YOUR OBJECTIVE –
Each entry should be quoted word for word, including every mark of punctuation.

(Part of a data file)
⟨

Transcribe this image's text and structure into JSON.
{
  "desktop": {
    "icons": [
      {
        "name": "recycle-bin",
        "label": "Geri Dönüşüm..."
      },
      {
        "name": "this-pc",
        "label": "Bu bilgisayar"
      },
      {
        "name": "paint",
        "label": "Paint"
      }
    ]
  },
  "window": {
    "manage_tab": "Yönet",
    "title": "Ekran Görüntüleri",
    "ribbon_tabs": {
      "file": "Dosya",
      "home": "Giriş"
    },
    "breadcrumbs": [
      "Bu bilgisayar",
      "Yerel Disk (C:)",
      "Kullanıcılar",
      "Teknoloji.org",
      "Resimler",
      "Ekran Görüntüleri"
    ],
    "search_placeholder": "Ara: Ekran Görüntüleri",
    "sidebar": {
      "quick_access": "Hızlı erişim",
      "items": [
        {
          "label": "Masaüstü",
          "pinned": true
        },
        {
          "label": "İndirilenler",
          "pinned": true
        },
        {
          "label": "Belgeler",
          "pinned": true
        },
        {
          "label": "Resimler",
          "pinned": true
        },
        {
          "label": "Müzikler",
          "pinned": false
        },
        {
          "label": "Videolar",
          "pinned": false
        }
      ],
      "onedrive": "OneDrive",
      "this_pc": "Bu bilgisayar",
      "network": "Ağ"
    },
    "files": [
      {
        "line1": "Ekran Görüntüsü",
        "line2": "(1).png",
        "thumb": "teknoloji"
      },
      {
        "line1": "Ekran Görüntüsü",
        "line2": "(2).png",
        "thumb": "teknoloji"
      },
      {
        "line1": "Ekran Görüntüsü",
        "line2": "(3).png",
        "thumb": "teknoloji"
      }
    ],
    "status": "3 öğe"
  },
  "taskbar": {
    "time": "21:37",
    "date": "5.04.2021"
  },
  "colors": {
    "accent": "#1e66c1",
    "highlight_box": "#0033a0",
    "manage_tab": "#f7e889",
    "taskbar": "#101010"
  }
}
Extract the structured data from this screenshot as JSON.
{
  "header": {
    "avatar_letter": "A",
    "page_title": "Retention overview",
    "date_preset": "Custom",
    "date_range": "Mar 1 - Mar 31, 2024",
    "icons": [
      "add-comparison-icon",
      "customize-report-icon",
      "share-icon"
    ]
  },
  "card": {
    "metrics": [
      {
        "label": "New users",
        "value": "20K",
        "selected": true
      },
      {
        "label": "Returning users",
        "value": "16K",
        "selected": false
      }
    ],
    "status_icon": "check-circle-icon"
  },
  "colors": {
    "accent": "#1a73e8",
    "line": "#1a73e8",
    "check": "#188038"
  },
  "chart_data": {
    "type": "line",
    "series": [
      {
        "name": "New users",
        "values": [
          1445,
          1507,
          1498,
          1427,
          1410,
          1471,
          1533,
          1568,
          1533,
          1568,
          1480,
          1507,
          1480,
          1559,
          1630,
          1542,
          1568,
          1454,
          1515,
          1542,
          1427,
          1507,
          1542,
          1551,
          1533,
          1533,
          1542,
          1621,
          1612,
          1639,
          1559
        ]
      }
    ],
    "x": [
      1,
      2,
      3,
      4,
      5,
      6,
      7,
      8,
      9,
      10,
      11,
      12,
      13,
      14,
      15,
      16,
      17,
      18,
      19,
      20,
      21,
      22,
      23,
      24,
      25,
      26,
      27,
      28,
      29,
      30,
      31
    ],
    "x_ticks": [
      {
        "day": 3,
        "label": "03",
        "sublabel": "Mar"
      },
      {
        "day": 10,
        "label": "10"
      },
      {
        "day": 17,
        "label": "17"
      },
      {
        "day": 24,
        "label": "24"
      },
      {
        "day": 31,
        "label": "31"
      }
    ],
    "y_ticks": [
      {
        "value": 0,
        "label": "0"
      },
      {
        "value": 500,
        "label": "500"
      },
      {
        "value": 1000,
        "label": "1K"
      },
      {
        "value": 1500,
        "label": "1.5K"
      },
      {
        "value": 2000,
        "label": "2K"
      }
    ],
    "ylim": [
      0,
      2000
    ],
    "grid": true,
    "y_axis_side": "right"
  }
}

⟩

EXERCISE RESULT –
Transcribe this image's text and structure into JSON.
{
  "desktop": {
    "icons": [
      {
        "name": "recycle-bin",
        "label": "Geri Dönüşüm..."
      },
      {
        "name": "this-pc",
        "label": "Bu bilgisayar"
      },
      {
        "name": "paint",
        "label": "Paint"
      }
    ]
  },
  "window": {
    "manage_tab": "Yönet",
    "title": "Ekran Görüntüleri",
    "ribbon_tabs": {
      "file": "Dosya",
      "home": "Giriş"
    },
    "breadcrumbs": [
      "Bu bilgisayar",
      "Yerel Disk (C:)",
      "Kullanıcılar",
      "Teknoloji.org",
      "Resimler",
      "Ekran Görüntüleri"
    ],
    "search_placeholder": "Ara: Ekran Görüntüleri",
    "sidebar": {
      "quick_access": "Hızlı erişim",
      "items": [
        {
          "label": "Masaüstü",
          "pinned": true
        },
        {
          "label": "İndirilenler",
          "pinned": true
        },
        {
          "label": "Belgeler",
          "pinned": true
        },
        {
          "label": "Resimler",
          "pinned": true
        },
        {
          "label": "Müzikler",
          "pinned": false
        },
        {
          "label": "Videolar",
          "pinned": false
        }
      ],
      "onedrive": "OneDrive",
      "this_pc": "Bu bilgisayar",
      "network": "Ağ"
    },
    "files": [
      {
        "line1": "Ekran Görüntüsü",
        "line2": "(1).png",
        "thumb": "teknoloji"
      },
      {
        "line1": "Ekran Görüntüsü",
        "line2": "(2).png",
        "thumb": "teknoloji"
      },
      {
        "line1": "Ekran Görüntüsü",
        "line2": "(3).png",
        "thumb": "teknoloji"
      }
    ],
    "status": "3 öğe"
  },
  "taskbar": {
    "time": "21:37",
    "date": "5.04.2021"
  },
  "colors": {
    "accent": "#1e66c1",
    "highlight_box": "#0033a0",
    "manage_tab": "#f7e889",
    "taskbar": "#101010"
  }
}
Extract the structured data from this screenshot as JSON.
{
  "header": {
    "avatar_letter": "A",
    "page_title": "Retention overview",
    "date_preset": "Custom",
    "date_range": "Mar 1 - Mar 31, 2024",
    "icons": [
      "add-comparison-icon",
      "customize-report-icon",
      "share-icon"
    ]
  },
  "card": {
    "metrics": [
      {
        "label": "New users",
        "value": "20K",
        "selected": true
      },
      {
        "label": "Returning users",
        "value": "16K",
        "selected": false
      }
    ],
    "status_icon": "check-circle-icon"
  },
  "colors": {
    "accent": "#1a73e8",
    "line": "#1a73e8",
    "check": "#188038"
  },
  "chart_data": {
    "type": "line",
    "series": [
      {
        "name": "New users",
        "values": [
          1445,
          1507,
          1498,
          1427,
          1410,
          1471,
          1533,
          1568,
          1533,
          1568,
          1480,
          1507,
          1480,
          1559,
          1630,
          1542,
          1568,
          1454,
          1515,
          1542,
          1427,
          1507,
          1542,
          1551,
          1533,
          1533,
          1542,
          1621,
          1612,
          1639,
          1559
        ]
      }
    ],
    "x": [
      1,
      2,
      3,
      4,
      5,
      6,
      7,
      8,
      9,
      10,
      11,
      12,
      13,
      14,
      15,
      16,
      17,
      18,
      19,
      20,
      21,
      22,
      23,
      24,
      25,
      26,
      27,
      28,
      29,
      30,
      31
    ],
    "x_ticks": [
      {
        "day": 3,
        "label": "03",
        "sublabel": "Mar"
      },
      {
        "day": 10,
        "label": "10"
      },
      {
        "day": 17,
        "label": "17"
      },
      {
        "day": 24,
        "label": "24"
      },
      {
        "day": 31,
        "label": "31"
      }
    ],
    "y_ticks": [
      {
        "value": 0,
        "label": "0"
      },
      {
        "value": 500,
        "label": "500"
      },
      {
        "value": 1000,
        "label": "1K"
      },
      {
        "value": 1500,
        "label": "1.5K"
      },
      {
        "value": 2000,
        "label": "2K"
      }
    ],
    "ylim": [
      0,
      2000
    ],
    "grid": true,
    "y_axis_side": "right"
  }
}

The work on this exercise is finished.